### Input for this task ###
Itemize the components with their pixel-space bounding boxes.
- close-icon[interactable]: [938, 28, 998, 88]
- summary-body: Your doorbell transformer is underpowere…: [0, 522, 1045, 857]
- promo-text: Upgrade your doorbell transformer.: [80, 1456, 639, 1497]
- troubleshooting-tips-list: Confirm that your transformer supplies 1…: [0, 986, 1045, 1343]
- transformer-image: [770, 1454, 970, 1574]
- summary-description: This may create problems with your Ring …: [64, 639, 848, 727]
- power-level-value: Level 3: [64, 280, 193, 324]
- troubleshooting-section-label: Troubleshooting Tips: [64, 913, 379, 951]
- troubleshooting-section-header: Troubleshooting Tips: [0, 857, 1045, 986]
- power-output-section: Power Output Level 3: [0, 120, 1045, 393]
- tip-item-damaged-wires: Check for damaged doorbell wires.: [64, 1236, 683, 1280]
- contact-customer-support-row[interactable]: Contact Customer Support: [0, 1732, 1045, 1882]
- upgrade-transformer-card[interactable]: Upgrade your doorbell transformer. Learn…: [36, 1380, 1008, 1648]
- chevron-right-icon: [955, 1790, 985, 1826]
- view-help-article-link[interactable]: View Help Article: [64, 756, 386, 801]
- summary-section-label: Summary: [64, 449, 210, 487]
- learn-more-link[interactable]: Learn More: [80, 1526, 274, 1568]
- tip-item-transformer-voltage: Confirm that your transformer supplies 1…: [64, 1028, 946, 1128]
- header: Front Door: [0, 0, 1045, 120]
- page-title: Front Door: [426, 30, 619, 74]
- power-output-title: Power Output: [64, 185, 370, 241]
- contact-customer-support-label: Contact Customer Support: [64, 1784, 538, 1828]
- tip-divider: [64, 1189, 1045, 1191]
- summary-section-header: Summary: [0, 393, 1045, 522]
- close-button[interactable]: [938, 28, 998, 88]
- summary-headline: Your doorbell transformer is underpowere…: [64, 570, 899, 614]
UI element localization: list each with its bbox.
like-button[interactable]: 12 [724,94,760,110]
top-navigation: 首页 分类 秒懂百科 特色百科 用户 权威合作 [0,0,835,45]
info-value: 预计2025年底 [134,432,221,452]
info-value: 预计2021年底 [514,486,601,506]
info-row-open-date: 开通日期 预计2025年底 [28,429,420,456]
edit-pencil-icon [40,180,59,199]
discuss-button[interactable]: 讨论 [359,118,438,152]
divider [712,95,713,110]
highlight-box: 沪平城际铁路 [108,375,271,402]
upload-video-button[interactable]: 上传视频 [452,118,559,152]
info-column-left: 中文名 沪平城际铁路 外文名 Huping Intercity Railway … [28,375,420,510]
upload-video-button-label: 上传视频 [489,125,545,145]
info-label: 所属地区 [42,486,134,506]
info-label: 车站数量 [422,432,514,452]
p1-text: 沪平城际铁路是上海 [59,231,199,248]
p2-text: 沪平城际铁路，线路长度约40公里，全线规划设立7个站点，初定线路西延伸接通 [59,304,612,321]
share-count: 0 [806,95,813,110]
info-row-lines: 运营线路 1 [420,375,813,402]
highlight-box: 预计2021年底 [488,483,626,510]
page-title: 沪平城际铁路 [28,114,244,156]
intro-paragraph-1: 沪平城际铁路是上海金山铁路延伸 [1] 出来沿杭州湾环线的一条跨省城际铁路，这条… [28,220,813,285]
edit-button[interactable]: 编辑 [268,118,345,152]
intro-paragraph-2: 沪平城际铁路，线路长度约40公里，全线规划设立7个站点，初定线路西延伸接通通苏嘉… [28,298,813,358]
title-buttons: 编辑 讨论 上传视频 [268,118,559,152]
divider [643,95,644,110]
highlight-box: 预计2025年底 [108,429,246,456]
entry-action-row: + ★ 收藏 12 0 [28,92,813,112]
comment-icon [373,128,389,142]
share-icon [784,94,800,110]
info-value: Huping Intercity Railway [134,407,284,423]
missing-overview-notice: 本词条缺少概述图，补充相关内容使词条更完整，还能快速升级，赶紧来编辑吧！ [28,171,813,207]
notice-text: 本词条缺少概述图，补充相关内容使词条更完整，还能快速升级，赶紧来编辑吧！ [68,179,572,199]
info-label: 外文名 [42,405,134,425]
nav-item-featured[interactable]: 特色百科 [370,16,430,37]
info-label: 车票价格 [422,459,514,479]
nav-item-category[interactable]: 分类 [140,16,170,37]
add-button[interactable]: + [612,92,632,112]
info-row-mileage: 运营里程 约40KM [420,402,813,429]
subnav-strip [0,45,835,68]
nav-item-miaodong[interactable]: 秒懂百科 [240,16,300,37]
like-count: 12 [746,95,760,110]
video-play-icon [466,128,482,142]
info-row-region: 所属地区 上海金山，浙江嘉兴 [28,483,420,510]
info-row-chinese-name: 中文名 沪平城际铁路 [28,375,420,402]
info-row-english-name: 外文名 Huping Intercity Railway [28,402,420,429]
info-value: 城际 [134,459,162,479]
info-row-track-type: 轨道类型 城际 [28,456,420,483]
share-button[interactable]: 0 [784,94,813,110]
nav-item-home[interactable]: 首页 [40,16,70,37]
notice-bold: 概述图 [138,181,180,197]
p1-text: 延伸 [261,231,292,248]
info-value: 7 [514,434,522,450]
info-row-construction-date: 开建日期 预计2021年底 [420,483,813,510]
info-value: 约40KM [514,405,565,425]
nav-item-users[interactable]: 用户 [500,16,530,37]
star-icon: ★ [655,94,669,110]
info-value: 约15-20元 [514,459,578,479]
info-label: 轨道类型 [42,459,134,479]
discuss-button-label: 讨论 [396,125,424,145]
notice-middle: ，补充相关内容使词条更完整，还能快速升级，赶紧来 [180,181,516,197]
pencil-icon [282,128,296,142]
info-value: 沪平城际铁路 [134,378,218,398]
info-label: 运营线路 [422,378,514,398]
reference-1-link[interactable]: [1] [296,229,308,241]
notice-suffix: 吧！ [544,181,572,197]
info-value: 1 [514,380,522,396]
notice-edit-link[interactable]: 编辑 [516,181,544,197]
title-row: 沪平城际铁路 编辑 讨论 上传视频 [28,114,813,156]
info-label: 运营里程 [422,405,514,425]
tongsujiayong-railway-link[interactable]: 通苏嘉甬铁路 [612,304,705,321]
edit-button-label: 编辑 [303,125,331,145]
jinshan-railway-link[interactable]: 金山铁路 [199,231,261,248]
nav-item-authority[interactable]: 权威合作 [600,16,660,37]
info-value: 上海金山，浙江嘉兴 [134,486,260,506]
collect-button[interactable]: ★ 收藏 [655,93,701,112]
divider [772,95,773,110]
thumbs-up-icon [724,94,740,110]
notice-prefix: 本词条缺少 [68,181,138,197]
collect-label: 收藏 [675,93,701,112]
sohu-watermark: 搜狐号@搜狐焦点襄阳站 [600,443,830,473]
###
### Input for this task ###
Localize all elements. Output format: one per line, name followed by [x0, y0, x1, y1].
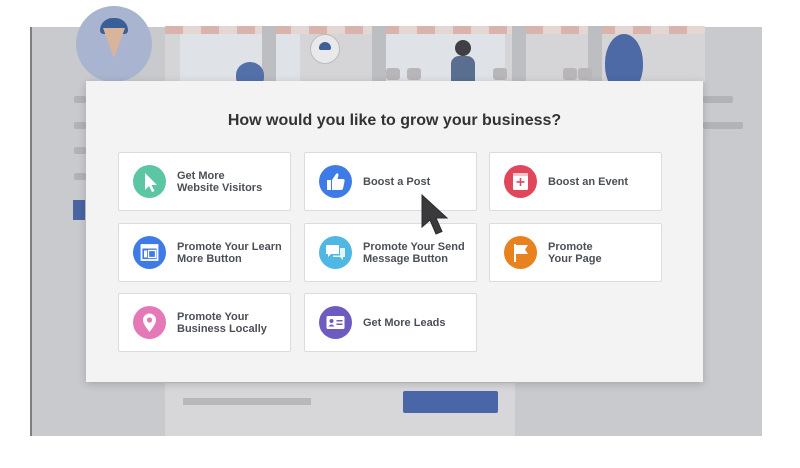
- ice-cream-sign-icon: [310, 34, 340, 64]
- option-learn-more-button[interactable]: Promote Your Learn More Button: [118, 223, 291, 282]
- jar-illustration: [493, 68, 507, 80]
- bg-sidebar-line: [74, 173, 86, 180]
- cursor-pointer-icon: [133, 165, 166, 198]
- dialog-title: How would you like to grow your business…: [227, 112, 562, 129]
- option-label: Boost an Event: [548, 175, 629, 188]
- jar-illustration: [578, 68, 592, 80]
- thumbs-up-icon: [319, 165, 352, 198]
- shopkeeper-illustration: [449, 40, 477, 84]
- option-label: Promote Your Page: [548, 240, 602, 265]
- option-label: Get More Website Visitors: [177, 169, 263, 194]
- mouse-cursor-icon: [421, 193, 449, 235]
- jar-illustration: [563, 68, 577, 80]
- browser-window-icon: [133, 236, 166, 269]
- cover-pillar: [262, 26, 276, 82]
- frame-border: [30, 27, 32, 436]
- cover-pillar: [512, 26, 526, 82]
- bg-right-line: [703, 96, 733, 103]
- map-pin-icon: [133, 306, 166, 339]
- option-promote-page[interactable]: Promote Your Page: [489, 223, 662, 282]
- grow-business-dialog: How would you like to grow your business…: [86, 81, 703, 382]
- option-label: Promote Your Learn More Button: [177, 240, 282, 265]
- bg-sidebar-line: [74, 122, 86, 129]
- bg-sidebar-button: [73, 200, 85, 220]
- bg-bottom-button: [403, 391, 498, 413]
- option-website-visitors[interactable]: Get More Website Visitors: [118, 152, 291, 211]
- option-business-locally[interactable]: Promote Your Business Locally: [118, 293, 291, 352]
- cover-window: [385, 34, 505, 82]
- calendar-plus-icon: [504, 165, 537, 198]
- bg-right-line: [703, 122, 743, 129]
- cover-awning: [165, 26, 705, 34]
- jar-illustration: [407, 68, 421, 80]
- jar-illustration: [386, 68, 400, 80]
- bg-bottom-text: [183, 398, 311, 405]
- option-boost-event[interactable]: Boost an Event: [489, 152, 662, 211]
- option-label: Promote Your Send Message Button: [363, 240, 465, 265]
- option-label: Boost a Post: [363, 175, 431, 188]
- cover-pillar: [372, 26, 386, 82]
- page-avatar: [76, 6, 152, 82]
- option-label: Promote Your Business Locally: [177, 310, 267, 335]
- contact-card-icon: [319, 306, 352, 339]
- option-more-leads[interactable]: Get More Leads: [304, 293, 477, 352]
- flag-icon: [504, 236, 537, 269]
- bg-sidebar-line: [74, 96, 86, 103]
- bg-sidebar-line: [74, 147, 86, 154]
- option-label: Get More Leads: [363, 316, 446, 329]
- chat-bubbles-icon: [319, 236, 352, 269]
###
**The problem:** Duplicate the lines verbatim, from the line containing "Itemize the components" through the line containing "top-navigation: 首页 分类", including both of those lines.

**Completed task:**
Itemize the components with their pixel-space bounding boxes.
- close-icon[interactable]: [938, 28, 998, 88]
- summary-body: Your doorbell transformer is underpowere…: [0, 522, 1045, 857]
- promo-text: Upgrade your doorbell transformer.: [80, 1456, 639, 1497]
- troubleshooting-tips-list: Confirm that your transformer supplies 1…: [0, 986, 1045, 1343]
- transformer-image: [770, 1454, 970, 1574]
- summary-description: This may create problems with your Ring …: [64, 639, 848, 727]
- power-level-value: Level 3: [64, 280, 193, 324]
- troubleshooting-section-label: Troubleshooting Tips: [64, 913, 379, 951]
- troubleshooting-section-header: Troubleshooting Tips: [0, 857, 1045, 986]
- power-output-section: Power Output Level 3: [0, 120, 1045, 393]
- tip-item-damaged-wires: Check for damaged doorbell wires.: [64, 1236, 683, 1280]
- contact-customer-support-row[interactable]: Contact Customer Support: [0, 1732, 1045, 1882]
- upgrade-transformer-card[interactable]: Upgrade your doorbell transformer. Learn…: [36, 1380, 1008, 1648]
- chevron-right-icon: [955, 1790, 985, 1826]
- view-help-article-link[interactable]: View Help Article: [64, 756, 386, 801]
- summary-section-label: Summary: [64, 449, 210, 487]
- learn-more-link[interactable]: Learn More: [80, 1526, 274, 1568]
- tip-item-transformer-voltage: Confirm that your transformer supplies 1…: [64, 1028, 946, 1128]
- header: Front Door: [0, 0, 1045, 120]
- page-title: Front Door: [426, 30, 619, 74]
- power-output-title: Power Output: [64, 185, 370, 241]
- contact-customer-support-label: Contact Customer Support: [64, 1784, 538, 1828]
- tip-divider: [64, 1189, 1045, 1191]
- summary-section-header: Summary: [0, 393, 1045, 522]
- close-button[interactable]: [938, 28, 998, 88]
- summary-headline: Your doorbell transformer is underpowere…: [64, 570, 899, 614]
UI element localization: list each with its bbox.
like-button[interactable]: 12 [724,94,760,110]
top-navigation: 首页 分类 秒懂百科 特色百科 用户 权威合作 [0,0,835,45]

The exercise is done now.